** start of Material to process **
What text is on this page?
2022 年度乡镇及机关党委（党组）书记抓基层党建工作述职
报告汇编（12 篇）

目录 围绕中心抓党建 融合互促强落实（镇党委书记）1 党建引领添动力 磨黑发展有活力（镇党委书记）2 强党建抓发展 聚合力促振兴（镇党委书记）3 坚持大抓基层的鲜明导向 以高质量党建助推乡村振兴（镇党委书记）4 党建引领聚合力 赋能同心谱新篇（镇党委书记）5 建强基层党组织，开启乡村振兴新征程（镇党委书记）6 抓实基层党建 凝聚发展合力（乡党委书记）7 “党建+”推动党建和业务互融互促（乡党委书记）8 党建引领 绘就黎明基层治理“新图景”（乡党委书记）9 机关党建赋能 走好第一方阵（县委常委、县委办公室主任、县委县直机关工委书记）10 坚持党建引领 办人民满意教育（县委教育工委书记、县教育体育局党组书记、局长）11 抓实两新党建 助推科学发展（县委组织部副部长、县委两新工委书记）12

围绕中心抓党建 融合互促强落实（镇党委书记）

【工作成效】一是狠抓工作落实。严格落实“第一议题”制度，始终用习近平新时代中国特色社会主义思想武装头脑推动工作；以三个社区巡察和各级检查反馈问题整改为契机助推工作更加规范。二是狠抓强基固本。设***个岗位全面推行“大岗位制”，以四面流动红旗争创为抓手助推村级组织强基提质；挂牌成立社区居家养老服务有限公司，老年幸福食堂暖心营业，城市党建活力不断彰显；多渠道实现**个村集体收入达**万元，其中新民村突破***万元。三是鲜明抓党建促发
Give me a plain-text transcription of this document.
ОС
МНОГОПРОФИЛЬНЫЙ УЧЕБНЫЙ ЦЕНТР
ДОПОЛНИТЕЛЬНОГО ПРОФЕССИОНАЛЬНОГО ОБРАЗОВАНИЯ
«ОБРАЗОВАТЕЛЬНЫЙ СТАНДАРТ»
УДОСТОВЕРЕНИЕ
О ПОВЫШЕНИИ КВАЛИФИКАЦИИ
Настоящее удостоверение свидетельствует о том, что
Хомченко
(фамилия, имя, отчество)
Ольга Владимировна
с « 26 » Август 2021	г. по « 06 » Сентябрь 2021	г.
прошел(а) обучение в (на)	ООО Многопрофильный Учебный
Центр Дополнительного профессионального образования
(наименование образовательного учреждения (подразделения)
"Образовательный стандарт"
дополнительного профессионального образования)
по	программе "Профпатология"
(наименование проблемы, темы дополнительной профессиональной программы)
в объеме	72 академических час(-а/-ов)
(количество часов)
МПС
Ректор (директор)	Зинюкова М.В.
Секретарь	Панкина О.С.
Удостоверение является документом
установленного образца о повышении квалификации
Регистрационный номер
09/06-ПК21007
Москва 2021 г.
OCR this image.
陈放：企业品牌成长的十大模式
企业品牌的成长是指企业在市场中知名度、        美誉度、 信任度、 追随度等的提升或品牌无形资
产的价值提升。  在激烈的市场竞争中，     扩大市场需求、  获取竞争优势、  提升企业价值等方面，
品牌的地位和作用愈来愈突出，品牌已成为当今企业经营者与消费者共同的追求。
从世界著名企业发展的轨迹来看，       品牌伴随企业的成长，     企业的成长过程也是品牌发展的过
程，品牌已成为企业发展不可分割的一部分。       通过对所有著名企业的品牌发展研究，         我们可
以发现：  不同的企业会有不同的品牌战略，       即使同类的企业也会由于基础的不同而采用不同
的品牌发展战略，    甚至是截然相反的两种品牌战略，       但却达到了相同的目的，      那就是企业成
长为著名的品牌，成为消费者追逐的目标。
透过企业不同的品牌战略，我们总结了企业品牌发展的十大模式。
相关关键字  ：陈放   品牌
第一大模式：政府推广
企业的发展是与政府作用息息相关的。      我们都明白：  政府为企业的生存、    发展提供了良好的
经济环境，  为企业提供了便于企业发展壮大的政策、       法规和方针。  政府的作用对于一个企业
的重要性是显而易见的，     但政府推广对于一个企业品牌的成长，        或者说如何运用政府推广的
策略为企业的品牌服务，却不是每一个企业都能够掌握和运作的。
** end of Material to process **
Answer with one number: how many lines of the entries above include the word "наименование".

• The reply: 2